**Exercise input**
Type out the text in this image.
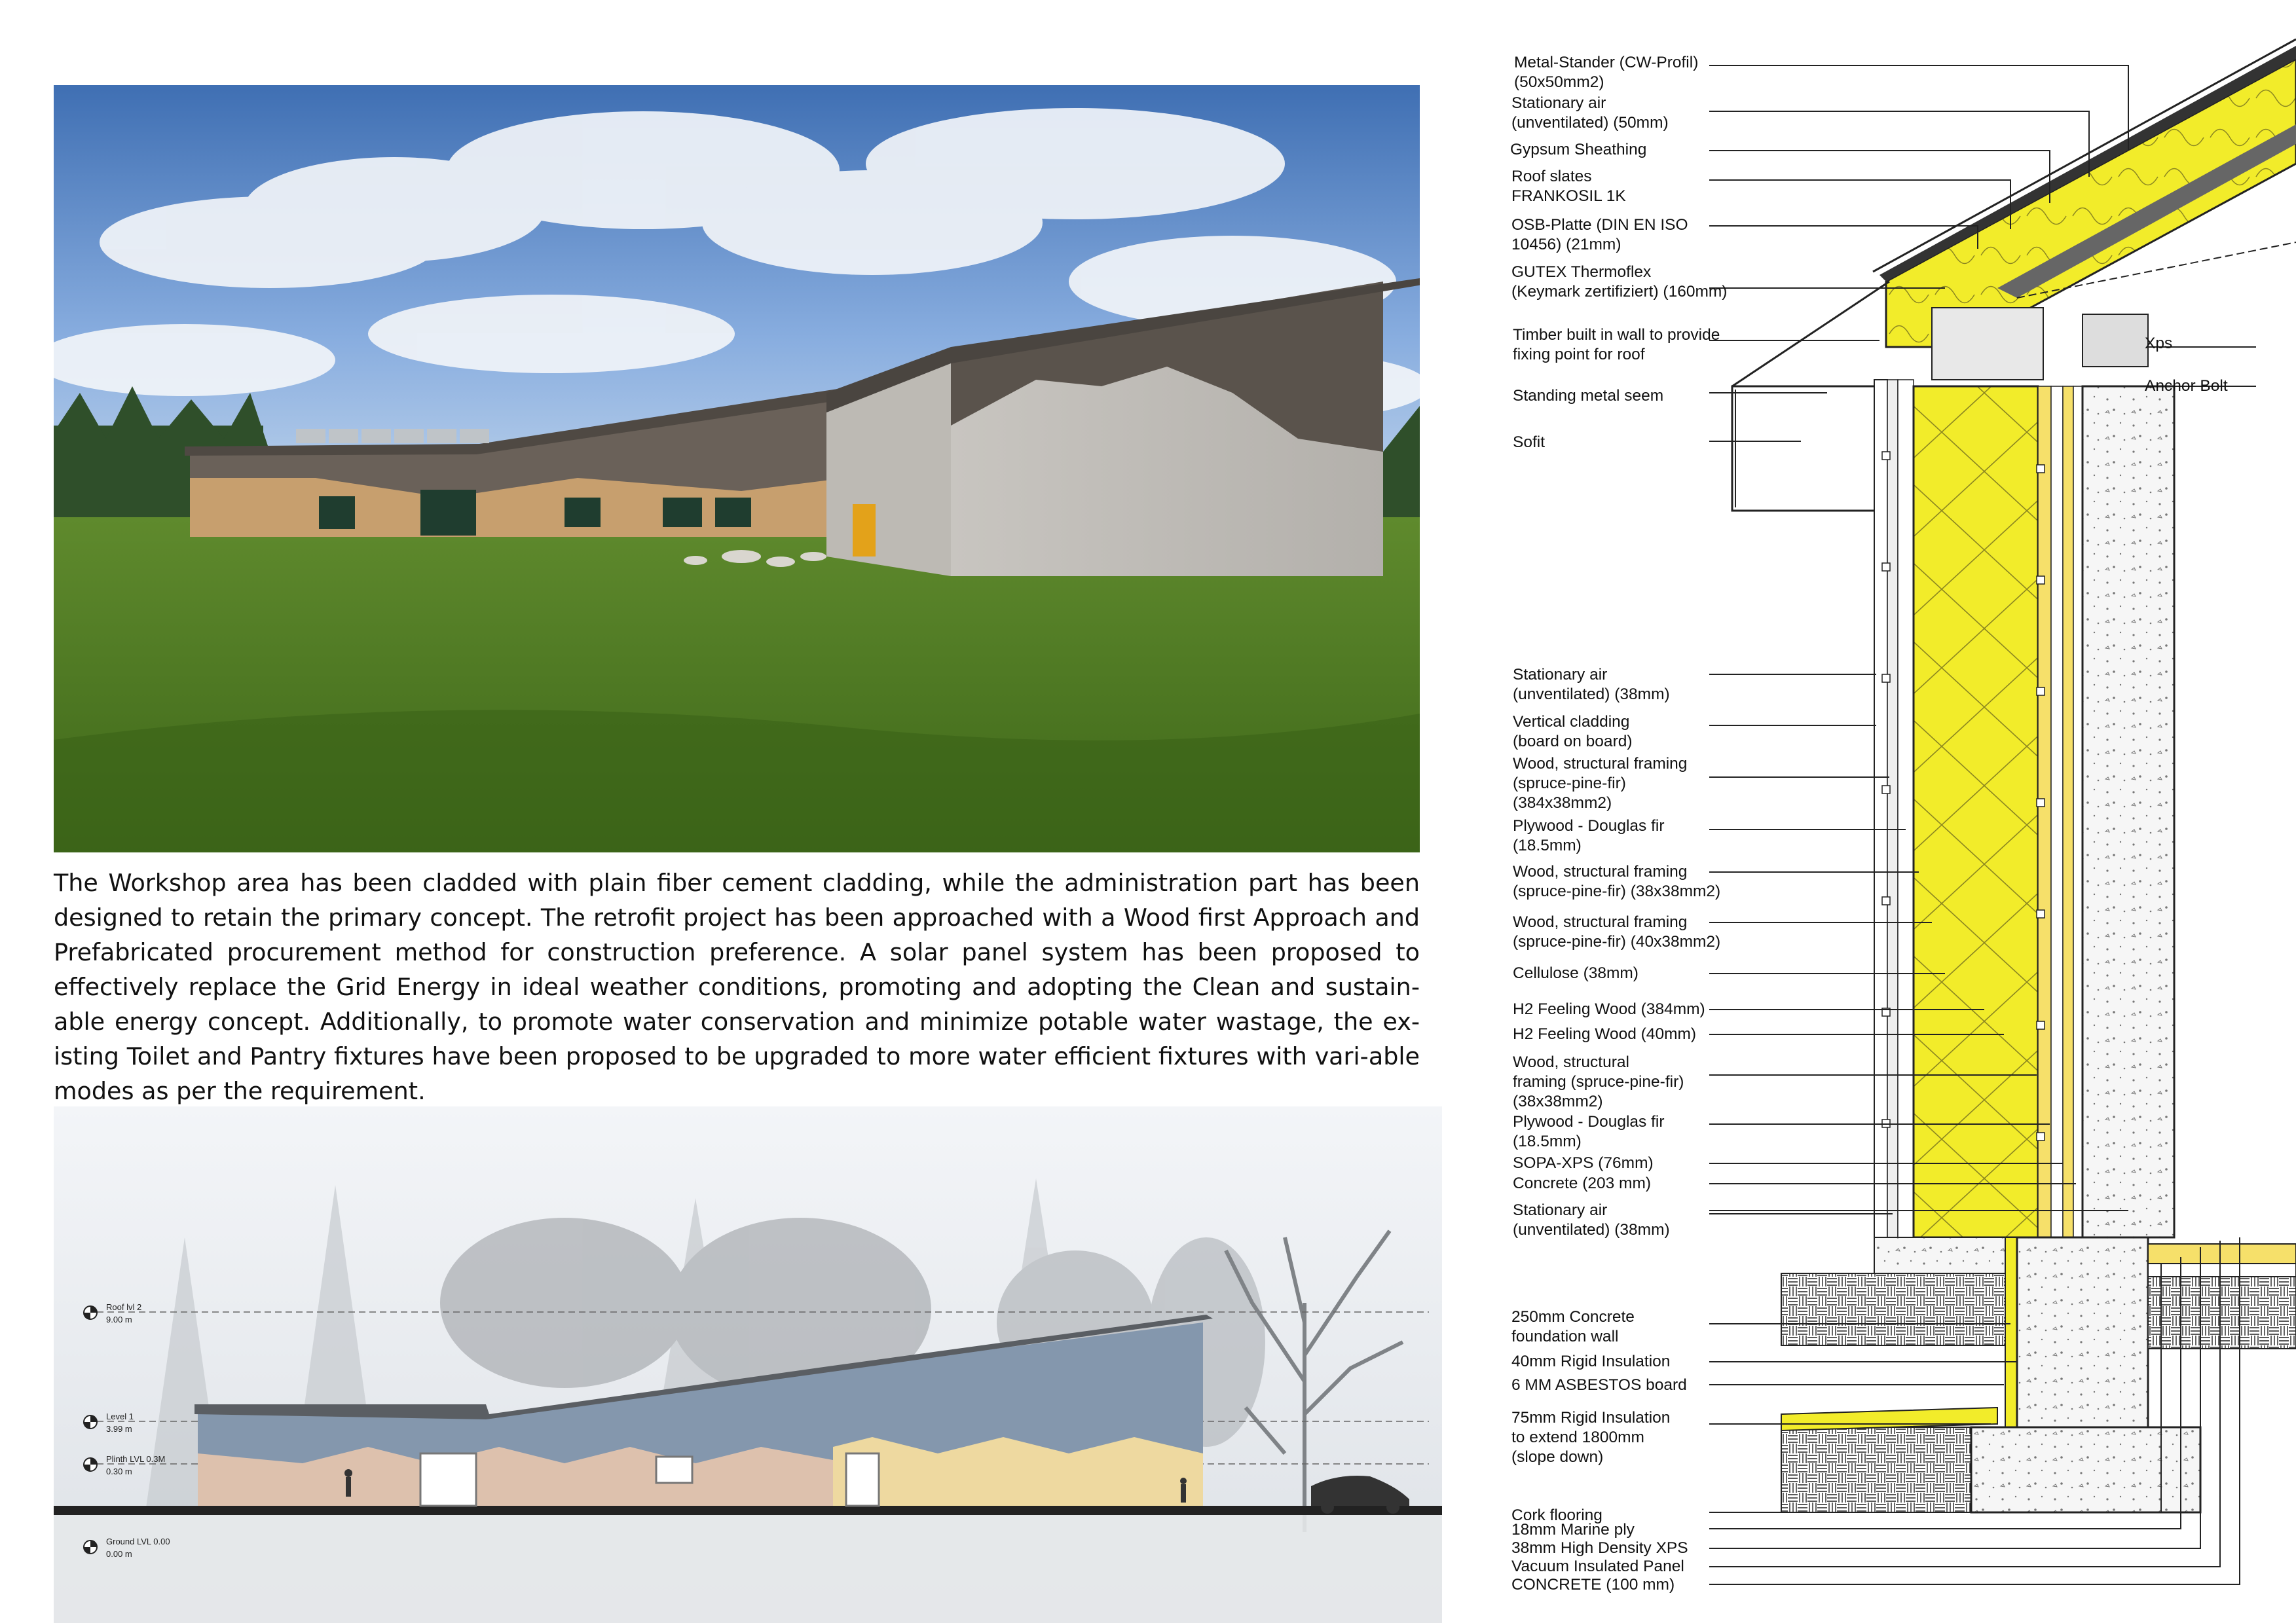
The Workshop area has been cladded with plain fiber cement cladding, while the administration part has been designed to retain the primary concept. The retrofit project has been approached with a Wood first Approach and Prefabricated procurement method for construction preference. A solar panel system has been proposed to effectively replace the Grid Energy in ideal weather conditions, promoting and adopting the Clean and sustain-able energy concept. Additionally, to promote water conservation and minimize potable water wastage, the ex-isting Toilet and Pantry fixtures have been proposed to be upgraded to more water efficient fixtures with vari-able modes as per the requirement.

Roof lvl 2
9.00 m
Level 1
3.99 m
Plinth LVL 0.3M
0.30 m
Ground LVL 0.00
0.00 m
Metal-Stander (CW-Profil)
(50x50mm2)
Stationary air
(unventilated) (50mm)
Gypsum Sheathing
Roof slates
FRANKOSIL 1K
OSB-Platte (DIN EN ISO
10456) (21mm)
GUTEX Thermoflex
(Keymark zertifiziert) (160mm)
Timber built in wall to provide
fixing point for roof
Standing metal seem
Sofit
Stationary air
(unventilated) (38mm)
Vertical cladding
(board on board)
Wood, structural framing
(spruce-pine-fir)
(384x38mm2)
Plywood - Douglas fir
(18.5mm)
Wood, structural framing
(spruce-pine-fir) (38x38mm2)
Wood, structural framing
(spruce-pine-fir) (40x38mm2)
Cellulose (38mm)
H2 Feeling Wood (384mm)
H2 Feeling Wood (40mm)
Wood, structural
framing (spruce-pine-fir)
(38x38mm2)
Plywood - Douglas fir
(18.5mm)
SOPA-XPS (76mm)
Concrete (203 mm)
Stationary air
(unventilated) (38mm)
250mm Concrete
foundation wall
40mm Rigid Insulation
6 MM ASBESTOS board
75mm Rigid Insulation
to extend 1800mm
(slope down)
Cork flooring
18mm Marine ply
38mm High Density XPS
Vacuum Insulated Panel
CONCRETE (100 mm)
Xps
Anchor Bolt
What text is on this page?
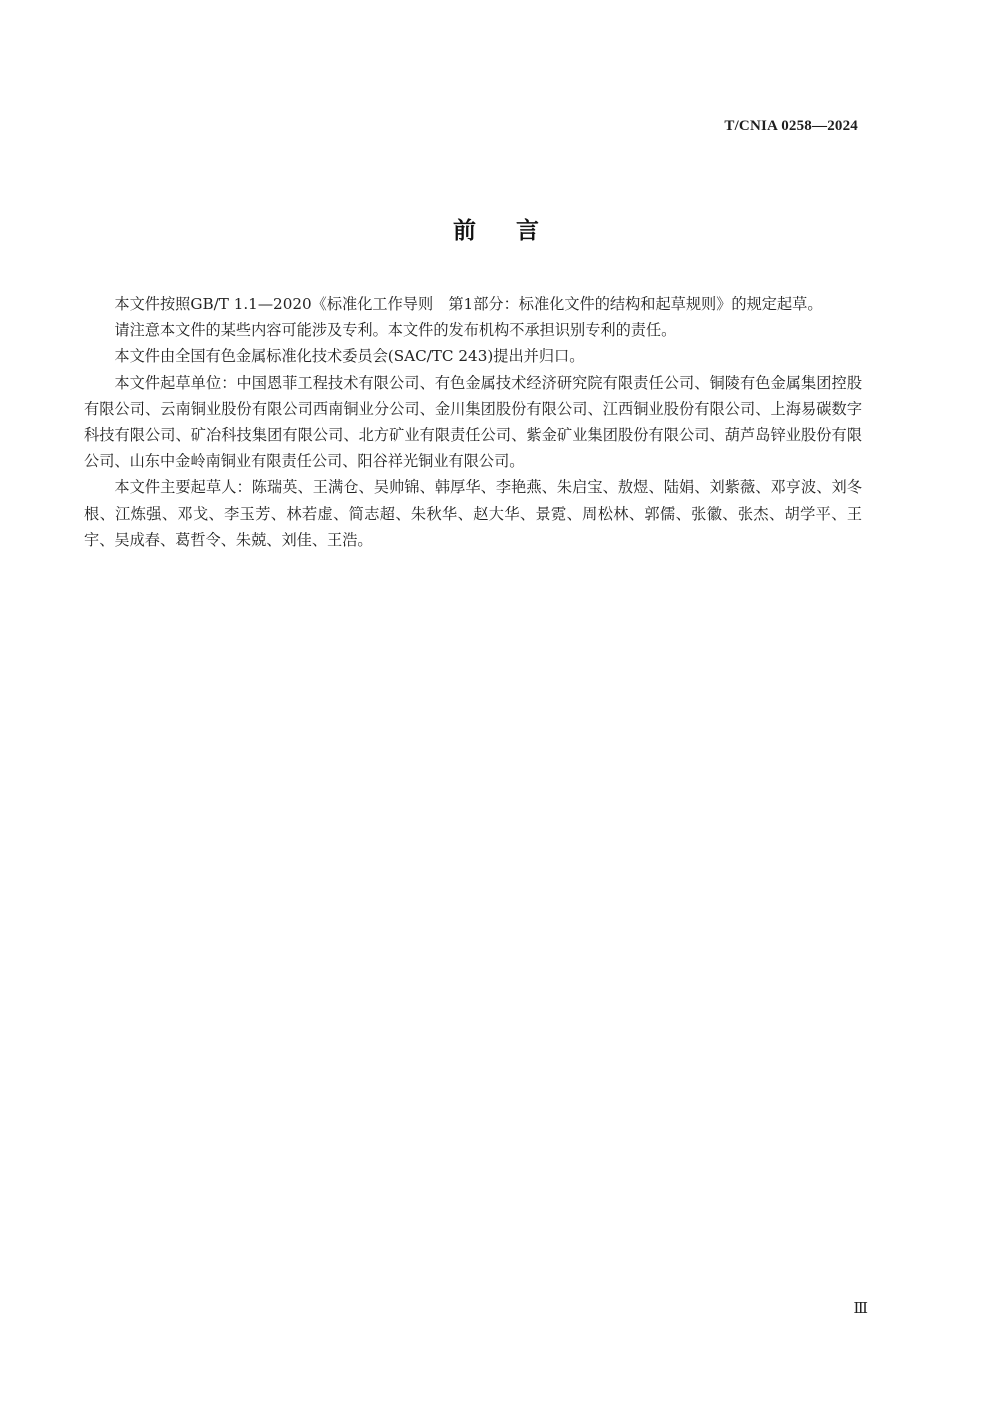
T/CNIA 0258—2024
前言

本文件按照GB/T 1.1—2020《标准化工作导则　第1部分：标准化文件的结构和起草规则》的规定起草。

请注意本文件的某些内容可能涉及专利。本文件的发布机构不承担识别专利的责任。

本文件由全国有色金属标准化技术委员会(SAC/TC 243)提出并归口。

本文件起草单位：中国恩菲工程技术有限公司、有色金属技术经济研究院有限责任公司、铜陵有色金属集团控股有限公司、云南铜业股份有限公司西南铜业分公司、金川集团股份有限公司、江西铜业股份有限公司、上海易碳数字科技有限公司、矿冶科技集团有限公司、北方矿业有限责任公司、紫金矿业集团股份有限公司、葫芦岛锌业股份有限公司、山东中金岭南铜业有限责任公司、阳谷祥光铜业有限公司。

本文件主要起草人：陈瑞英、王满仓、吴帅锦、韩厚华、李艳燕、朱启宝、敖煜、陆娟、刘紫薇、邓亨波、刘冬根、江炼强、邓戈、李玉芳、林若虚、简志超、朱秋华、赵大华、景霓、周松林、郭儒、张徽、张杰、胡学平、王宇、吴成春、葛哲令、朱兢、刘佳、王浩。

Ⅲ
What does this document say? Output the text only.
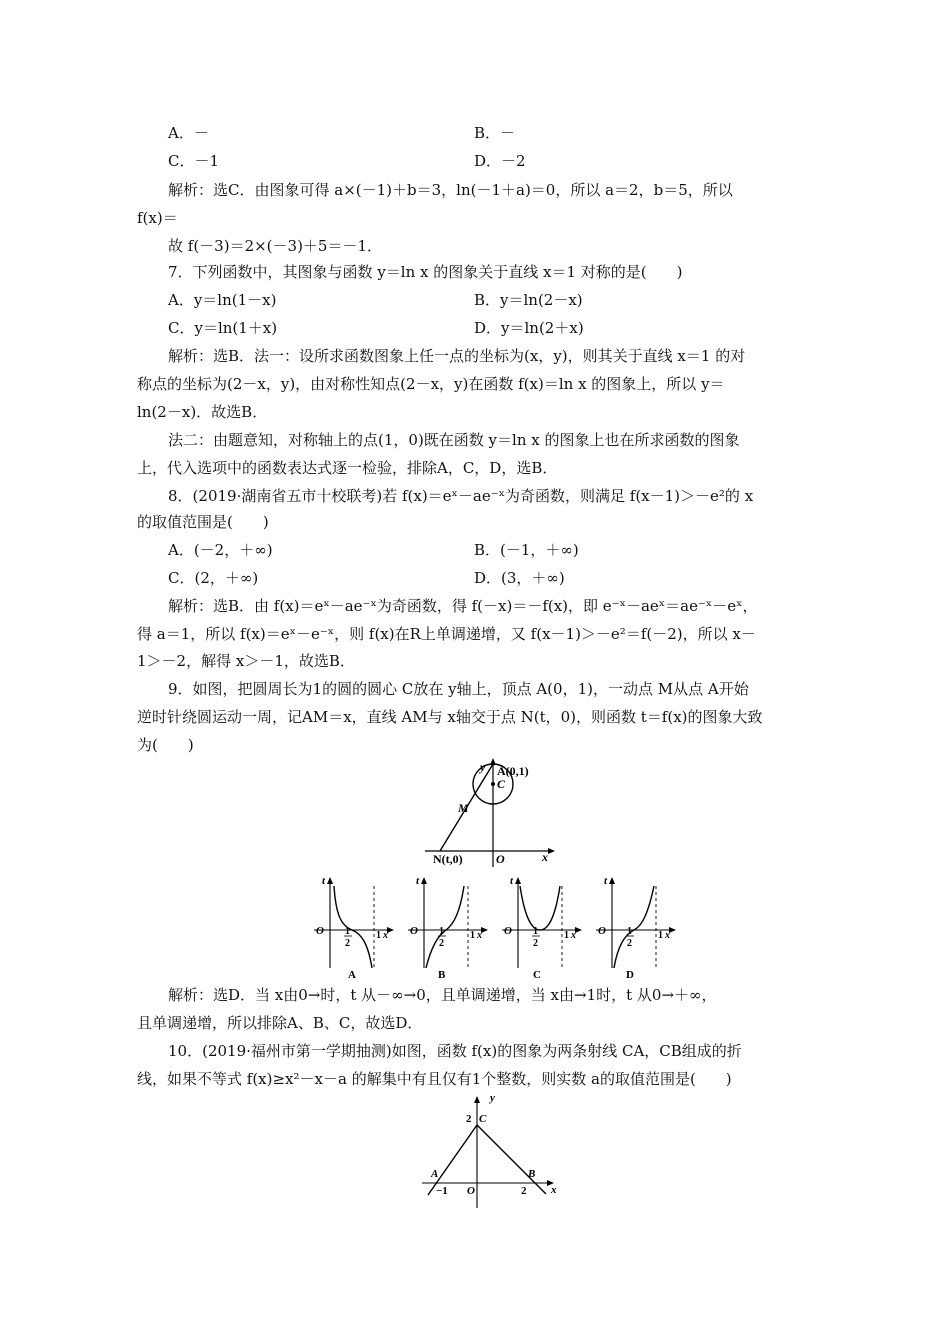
A．－	B．－
C．－1	D．－2
解析：选C．由图象可得 a×(－1)＋b＝3，ln(－1＋a)＝0，所以 a＝2，b＝5，所以
f(x)＝
故 f(－3)＝2×(－3)＋5＝－1．
7．下列函数中，其图象与函数 y＝ln x 的图象关于直线 x＝1 对称的是(　　)
A．y＝ln(1－x)	B．y＝ln(2－x)
C．y＝ln(1＋x)	D．y＝ln(2＋x)
解析：选B．法一：设所求函数图象上任一点的坐标为(x，y)，则其关于直线 x＝1 的对
称点的坐标为(2－x，y)，由对称性知点(2－x，y)在函数 f(x)＝ln x 的图象上，所以 y＝
ln(2－x)．故选B．
法二：由题意知，对称轴上的点(1，0)既在函数 y＝ln x 的图象上也在所求函数的图象
上，代入选项中的函数表达式逐一检验，排除A，C，D，选B．
8．(2019·湖南省五市十校联考)若 f(x)＝eˣ－ae⁻ˣ为奇函数，则满足 f(x－1)＞－e²的 x
的取值范围是(　　)
A．(－2，＋∞)	B．(－1，＋∞)
C．(2，＋∞)	D．(3，＋∞)
解析：选B．由 f(x)＝eˣ－ae⁻ˣ为奇函数，得 f(－x)＝－f(x)，即 e⁻ˣ－aeˣ＝ae⁻ˣ－eˣ，
得 a＝1，所以 f(x)＝eˣ－e⁻ˣ，则 f(x)在R上单调递增，又 f(x－1)＞－e²＝f(－2)，所以 x－
1＞－2，解得 x＞－1，故选B．
9．如图，把圆周长为1的圆的圆心 C放在 y轴上，顶点 A(0，1)，一动点 M从点 A开始
逆时针绕圆运动一周，记AM＝x，直线 AM与 x轴交于点 N(t，0)，则函数 t＝f(x)的图象大致
为(　　)
y A(0,1)
C
M
N(t,0)	O	x
t
O 1
2
1 x
A
t
O 1
2
1 x
B
t
O 1
2
1 x
C
t
O 1
2
1 x
D
解析：选D．当 x由0→时，t 从－∞→0，且单调递增，当 x由→1时，t 从0→＋∞，
且单调递增，所以排除A、B、C，故选D．
10．(2019·福州市第一学期抽测)如图，函数 f(x)的图象为两条射线 CA，CB组成的折
线，如果不等式 f(x)≥x²－x－a 的解集中有且仅有1个整数，则实数 a的取值范围是(　　)
y
2 C
A
−1 O	2
B
x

**Exercise task**
Select the lines from the entries that include the word "wall".

**Response to this exercise**
Timber built in wall to provide
foundation wall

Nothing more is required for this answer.